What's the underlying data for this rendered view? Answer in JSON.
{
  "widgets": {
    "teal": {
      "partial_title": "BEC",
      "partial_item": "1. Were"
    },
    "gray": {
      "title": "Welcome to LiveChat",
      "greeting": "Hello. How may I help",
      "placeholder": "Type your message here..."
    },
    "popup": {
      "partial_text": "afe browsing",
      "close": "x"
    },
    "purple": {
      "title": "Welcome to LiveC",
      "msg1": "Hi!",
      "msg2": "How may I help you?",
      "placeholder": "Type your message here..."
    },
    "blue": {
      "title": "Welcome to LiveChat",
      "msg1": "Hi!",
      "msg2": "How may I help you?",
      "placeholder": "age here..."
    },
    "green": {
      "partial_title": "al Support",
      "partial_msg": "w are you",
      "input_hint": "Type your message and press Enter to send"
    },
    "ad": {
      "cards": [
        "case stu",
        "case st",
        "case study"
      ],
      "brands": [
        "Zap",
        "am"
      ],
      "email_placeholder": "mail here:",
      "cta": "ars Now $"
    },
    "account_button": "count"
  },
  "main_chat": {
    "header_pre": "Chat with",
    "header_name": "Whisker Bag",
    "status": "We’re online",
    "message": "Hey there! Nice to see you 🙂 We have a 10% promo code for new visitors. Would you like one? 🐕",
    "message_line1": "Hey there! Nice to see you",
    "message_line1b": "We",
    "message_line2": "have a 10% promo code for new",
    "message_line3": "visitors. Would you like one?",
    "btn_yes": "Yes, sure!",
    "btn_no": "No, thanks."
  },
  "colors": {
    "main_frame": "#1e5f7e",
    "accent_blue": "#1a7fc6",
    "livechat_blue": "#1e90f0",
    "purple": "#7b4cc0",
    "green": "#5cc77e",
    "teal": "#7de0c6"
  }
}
==
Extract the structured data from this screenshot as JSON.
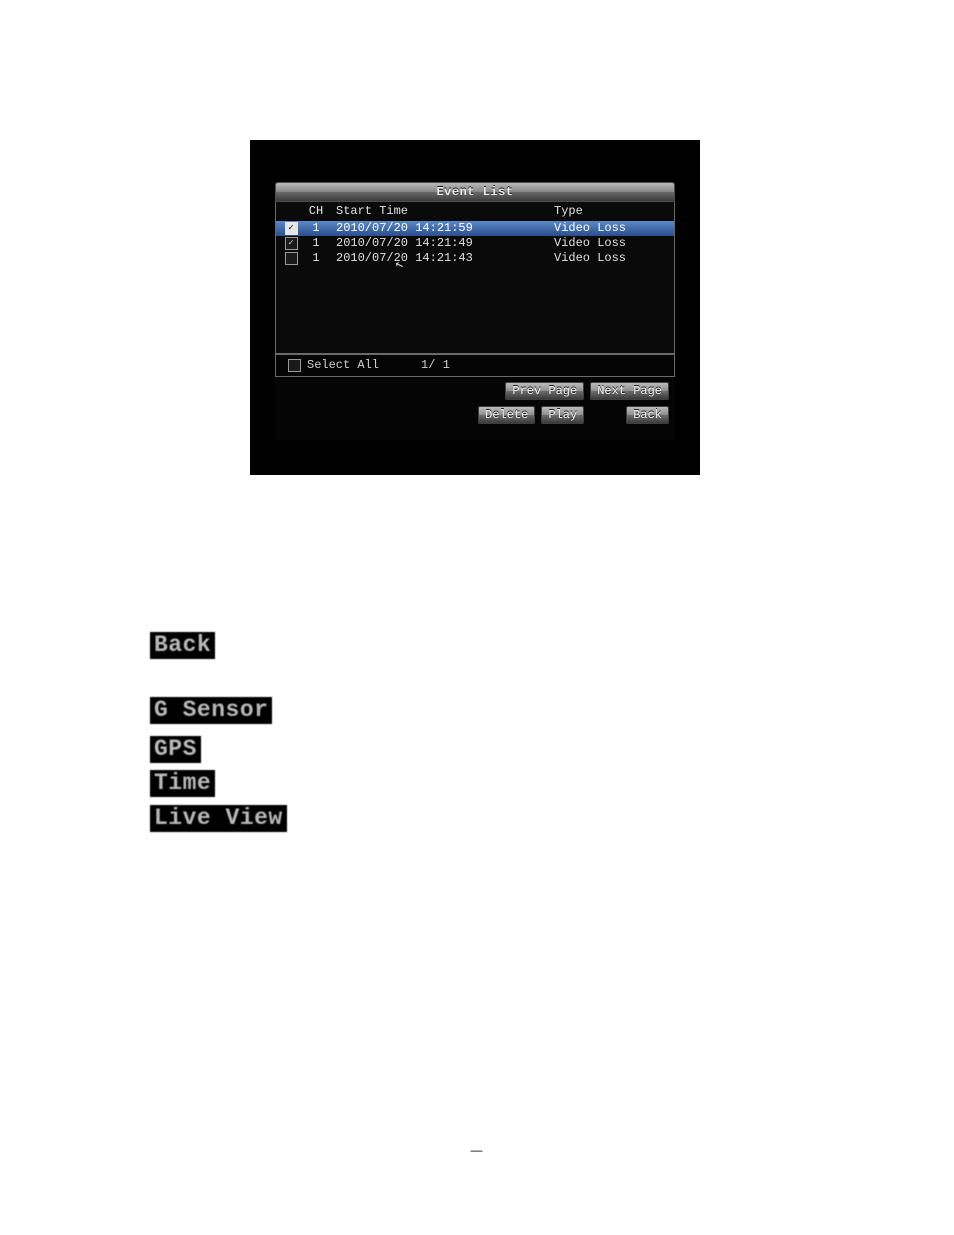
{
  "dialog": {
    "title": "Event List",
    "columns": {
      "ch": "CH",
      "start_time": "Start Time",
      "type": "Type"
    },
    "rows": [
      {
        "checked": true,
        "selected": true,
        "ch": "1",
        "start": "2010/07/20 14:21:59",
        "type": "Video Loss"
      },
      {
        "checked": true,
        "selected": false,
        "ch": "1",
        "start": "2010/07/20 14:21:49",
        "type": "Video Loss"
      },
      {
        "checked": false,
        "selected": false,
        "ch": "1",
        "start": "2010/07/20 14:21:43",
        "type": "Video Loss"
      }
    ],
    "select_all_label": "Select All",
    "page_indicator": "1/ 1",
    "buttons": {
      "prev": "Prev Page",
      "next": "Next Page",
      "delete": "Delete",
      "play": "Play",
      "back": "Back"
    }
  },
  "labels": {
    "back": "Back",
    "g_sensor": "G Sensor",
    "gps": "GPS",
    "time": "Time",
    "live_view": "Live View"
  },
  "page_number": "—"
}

## The problem
Your answer should be one number: how many lines in the material above contain the string "Would".

## Full solution
2